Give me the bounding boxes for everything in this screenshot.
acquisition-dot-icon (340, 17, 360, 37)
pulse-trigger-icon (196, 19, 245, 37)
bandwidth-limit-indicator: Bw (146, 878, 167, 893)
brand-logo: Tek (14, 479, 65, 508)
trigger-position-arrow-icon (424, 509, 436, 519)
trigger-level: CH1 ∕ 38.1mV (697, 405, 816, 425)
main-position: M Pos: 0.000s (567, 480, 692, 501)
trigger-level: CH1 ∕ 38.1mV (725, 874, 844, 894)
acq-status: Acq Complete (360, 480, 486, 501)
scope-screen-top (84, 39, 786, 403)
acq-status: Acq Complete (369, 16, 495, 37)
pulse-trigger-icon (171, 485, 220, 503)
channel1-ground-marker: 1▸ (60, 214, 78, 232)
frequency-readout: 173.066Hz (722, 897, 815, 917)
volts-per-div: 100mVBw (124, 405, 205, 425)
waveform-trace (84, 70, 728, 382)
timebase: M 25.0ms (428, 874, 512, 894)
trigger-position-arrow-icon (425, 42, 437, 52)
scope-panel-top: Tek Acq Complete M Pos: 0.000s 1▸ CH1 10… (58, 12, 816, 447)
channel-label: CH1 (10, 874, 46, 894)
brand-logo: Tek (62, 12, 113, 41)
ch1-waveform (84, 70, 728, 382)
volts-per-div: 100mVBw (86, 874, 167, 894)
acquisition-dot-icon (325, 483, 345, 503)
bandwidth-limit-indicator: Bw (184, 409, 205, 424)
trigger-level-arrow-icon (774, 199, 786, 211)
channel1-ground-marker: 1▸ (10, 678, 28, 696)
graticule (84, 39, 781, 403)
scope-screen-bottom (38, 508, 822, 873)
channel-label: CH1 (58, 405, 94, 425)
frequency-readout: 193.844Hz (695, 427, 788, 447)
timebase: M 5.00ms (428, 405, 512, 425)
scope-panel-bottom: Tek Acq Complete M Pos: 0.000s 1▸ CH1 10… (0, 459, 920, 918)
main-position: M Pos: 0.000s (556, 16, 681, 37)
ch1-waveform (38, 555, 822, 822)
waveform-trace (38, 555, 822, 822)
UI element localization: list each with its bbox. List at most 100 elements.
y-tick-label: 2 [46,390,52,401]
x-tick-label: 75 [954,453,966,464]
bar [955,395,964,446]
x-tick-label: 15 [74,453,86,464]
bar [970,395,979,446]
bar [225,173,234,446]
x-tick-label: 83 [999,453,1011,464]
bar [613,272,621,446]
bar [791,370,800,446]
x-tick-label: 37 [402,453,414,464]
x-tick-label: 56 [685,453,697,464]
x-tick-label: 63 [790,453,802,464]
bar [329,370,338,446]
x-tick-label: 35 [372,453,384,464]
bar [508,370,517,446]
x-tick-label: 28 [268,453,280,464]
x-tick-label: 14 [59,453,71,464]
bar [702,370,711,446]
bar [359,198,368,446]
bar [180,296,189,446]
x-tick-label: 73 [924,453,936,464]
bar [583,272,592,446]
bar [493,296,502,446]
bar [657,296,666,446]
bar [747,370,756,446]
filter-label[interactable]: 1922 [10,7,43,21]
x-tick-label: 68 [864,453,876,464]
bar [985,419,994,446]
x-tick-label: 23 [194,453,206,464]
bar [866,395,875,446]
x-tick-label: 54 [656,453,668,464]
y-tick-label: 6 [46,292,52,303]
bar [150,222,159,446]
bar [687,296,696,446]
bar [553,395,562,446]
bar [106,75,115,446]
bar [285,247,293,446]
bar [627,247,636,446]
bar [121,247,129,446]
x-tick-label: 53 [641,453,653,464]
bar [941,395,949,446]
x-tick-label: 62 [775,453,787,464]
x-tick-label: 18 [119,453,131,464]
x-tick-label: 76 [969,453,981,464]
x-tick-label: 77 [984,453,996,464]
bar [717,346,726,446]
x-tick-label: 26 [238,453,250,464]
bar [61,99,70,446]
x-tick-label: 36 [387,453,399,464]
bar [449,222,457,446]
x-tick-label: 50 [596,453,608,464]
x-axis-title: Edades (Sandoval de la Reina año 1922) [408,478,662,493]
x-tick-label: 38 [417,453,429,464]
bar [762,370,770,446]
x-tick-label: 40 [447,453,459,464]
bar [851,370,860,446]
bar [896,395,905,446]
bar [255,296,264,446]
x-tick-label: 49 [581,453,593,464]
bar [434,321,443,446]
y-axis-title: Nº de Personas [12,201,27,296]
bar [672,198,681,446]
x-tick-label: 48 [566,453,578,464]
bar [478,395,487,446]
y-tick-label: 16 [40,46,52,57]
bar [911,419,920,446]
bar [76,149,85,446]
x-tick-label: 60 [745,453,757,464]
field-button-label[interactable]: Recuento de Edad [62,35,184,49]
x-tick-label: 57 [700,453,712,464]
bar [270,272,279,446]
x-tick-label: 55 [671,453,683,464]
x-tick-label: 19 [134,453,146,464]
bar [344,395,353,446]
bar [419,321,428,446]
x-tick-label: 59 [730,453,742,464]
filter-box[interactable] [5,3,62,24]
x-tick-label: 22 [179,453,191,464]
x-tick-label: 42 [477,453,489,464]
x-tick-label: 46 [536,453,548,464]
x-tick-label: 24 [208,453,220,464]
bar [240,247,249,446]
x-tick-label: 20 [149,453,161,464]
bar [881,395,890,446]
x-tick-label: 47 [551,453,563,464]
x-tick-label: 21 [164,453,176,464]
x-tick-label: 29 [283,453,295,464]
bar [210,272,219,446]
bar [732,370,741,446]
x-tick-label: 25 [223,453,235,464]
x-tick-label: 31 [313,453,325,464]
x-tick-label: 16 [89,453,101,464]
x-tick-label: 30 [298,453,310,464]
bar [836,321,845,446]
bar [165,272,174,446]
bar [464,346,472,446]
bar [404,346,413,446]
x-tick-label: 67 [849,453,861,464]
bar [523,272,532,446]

• What the task requires
Reproduce all of the rows above verbatim, one per line, in their original order.

• Solved exercise
Give me the bounding boxes for everything in this screenshot.
acquisition-dot-icon (340, 17, 360, 37)
pulse-trigger-icon (196, 19, 245, 37)
bandwidth-limit-indicator: Bw (146, 878, 167, 893)
brand-logo: Tek (14, 479, 65, 508)
trigger-position-arrow-icon (424, 509, 436, 519)
trigger-level: CH1 ∕ 38.1mV (697, 405, 816, 425)
main-position: M Pos: 0.000s (567, 480, 692, 501)
trigger-level: CH1 ∕ 38.1mV (725, 874, 844, 894)
acq-status: Acq Complete (360, 480, 486, 501)
scope-screen-top (84, 39, 786, 403)
acq-status: Acq Complete (369, 16, 495, 37)
pulse-trigger-icon (171, 485, 220, 503)
channel1-ground-marker: 1▸ (60, 214, 78, 232)
frequency-readout: 173.066Hz (722, 897, 815, 917)
volts-per-div: 100mVBw (124, 405, 205, 425)
waveform-trace (84, 70, 728, 382)
timebase: M 25.0ms (428, 874, 512, 894)
trigger-position-arrow-icon (425, 42, 437, 52)
scope-panel-top: Tek Acq Complete M Pos: 0.000s 1▸ CH1 10… (58, 12, 816, 447)
channel-label: CH1 (10, 874, 46, 894)
brand-logo: Tek (62, 12, 113, 41)
ch1-waveform (84, 70, 728, 382)
volts-per-div: 100mVBw (86, 874, 167, 894)
acquisition-dot-icon (325, 483, 345, 503)
bandwidth-limit-indicator: Bw (184, 409, 205, 424)
trigger-level-arrow-icon (774, 199, 786, 211)
channel1-ground-marker: 1▸ (10, 678, 28, 696)
graticule (84, 39, 781, 403)
scope-screen-bottom (38, 508, 822, 873)
channel-label: CH1 (58, 405, 94, 425)
frequency-readout: 193.844Hz (695, 427, 788, 447)
timebase: M 5.00ms (428, 405, 512, 425)
scope-panel-bottom: Tek Acq Complete M Pos: 0.000s 1▸ CH1 10… (0, 459, 920, 918)
main-position: M Pos: 0.000s (556, 16, 681, 37)
ch1-waveform (38, 555, 822, 822)
waveform-trace (38, 555, 822, 822)
UI element localization: list each with its bbox. List at most 100 elements.
y-tick-label: 2 [46,390,52,401]
x-tick-label: 75 [954,453,966,464]
bar [955,395,964,446]
x-tick-label: 15 [74,453,86,464]
bar [970,395,979,446]
bar [225,173,234,446]
x-tick-label: 83 [999,453,1011,464]
bar [613,272,621,446]
bar [791,370,800,446]
x-tick-label: 37 [402,453,414,464]
x-tick-label: 56 [685,453,697,464]
x-tick-label: 63 [790,453,802,464]
bar [329,370,338,446]
x-tick-label: 35 [372,453,384,464]
bar [508,370,517,446]
x-tick-label: 28 [268,453,280,464]
x-tick-label: 14 [59,453,71,464]
bar [702,370,711,446]
bar [359,198,368,446]
bar [180,296,189,446]
x-tick-label: 73 [924,453,936,464]
bar [583,272,592,446]
bar [493,296,502,446]
bar [657,296,666,446]
bar [747,370,756,446]
filter-label[interactable]: 1922 [10,7,43,21]
x-tick-label: 68 [864,453,876,464]
bar [985,419,994,446]
x-tick-label: 23 [194,453,206,464]
bar [866,395,875,446]
x-tick-label: 54 [656,453,668,464]
y-tick-label: 6 [46,292,52,303]
bar [150,222,159,446]
bar [687,296,696,446]
bar [553,395,562,446]
bar [106,75,115,446]
bar [285,247,293,446]
bar [627,247,636,446]
bar [121,247,129,446]
x-tick-label: 53 [641,453,653,464]
bar [941,395,949,446]
x-tick-label: 62 [775,453,787,464]
x-tick-label: 18 [119,453,131,464]
x-tick-label: 76 [969,453,981,464]
x-tick-label: 77 [984,453,996,464]
bar [717,346,726,446]
x-tick-label: 26 [238,453,250,464]
bar [61,99,70,446]
x-tick-label: 36 [387,453,399,464]
bar [449,222,457,446]
x-tick-label: 50 [596,453,608,464]
x-axis-title: Edades (Sandoval de la Reina año 1922) [408,478,662,493]
x-tick-label: 38 [417,453,429,464]
bar [762,370,770,446]
x-tick-label: 40 [447,453,459,464]
bar [851,370,860,446]
bar [896,395,905,446]
bar [255,296,264,446]
x-tick-label: 49 [581,453,593,464]
bar [434,321,443,446]
y-axis-title: Nº de Personas [12,201,27,296]
bar [672,198,681,446]
x-tick-label: 48 [566,453,578,464]
bar [478,395,487,446]
y-tick-label: 16 [40,46,52,57]
bar [911,419,920,446]
bar [76,149,85,446]
x-tick-label: 60 [745,453,757,464]
field-button-label[interactable]: Recuento de Edad [62,35,184,49]
x-tick-label: 57 [700,453,712,464]
bar [270,272,279,446]
x-tick-label: 55 [671,453,683,464]
x-tick-label: 19 [134,453,146,464]
bar [344,395,353,446]
bar [419,321,428,446]
x-tick-label: 59 [730,453,742,464]
filter-box[interactable] [5,3,62,24]
x-tick-label: 22 [179,453,191,464]
x-tick-label: 42 [477,453,489,464]
x-tick-label: 46 [536,453,548,464]
x-tick-label: 24 [208,453,220,464]
bar [240,247,249,446]
x-tick-label: 20 [149,453,161,464]
bar [881,395,890,446]
x-tick-label: 47 [551,453,563,464]
x-tick-label: 21 [164,453,176,464]
x-tick-label: 29 [283,453,295,464]
bar [210,272,219,446]
bar [732,370,741,446]
x-tick-label: 25 [223,453,235,464]
x-tick-label: 31 [313,453,325,464]
x-tick-label: 16 [89,453,101,464]
x-tick-label: 30 [298,453,310,464]
bar [836,321,845,446]
bar [165,272,174,446]
bar [464,346,472,446]
bar [404,346,413,446]
x-tick-label: 67 [849,453,861,464]
bar [523,272,532,446]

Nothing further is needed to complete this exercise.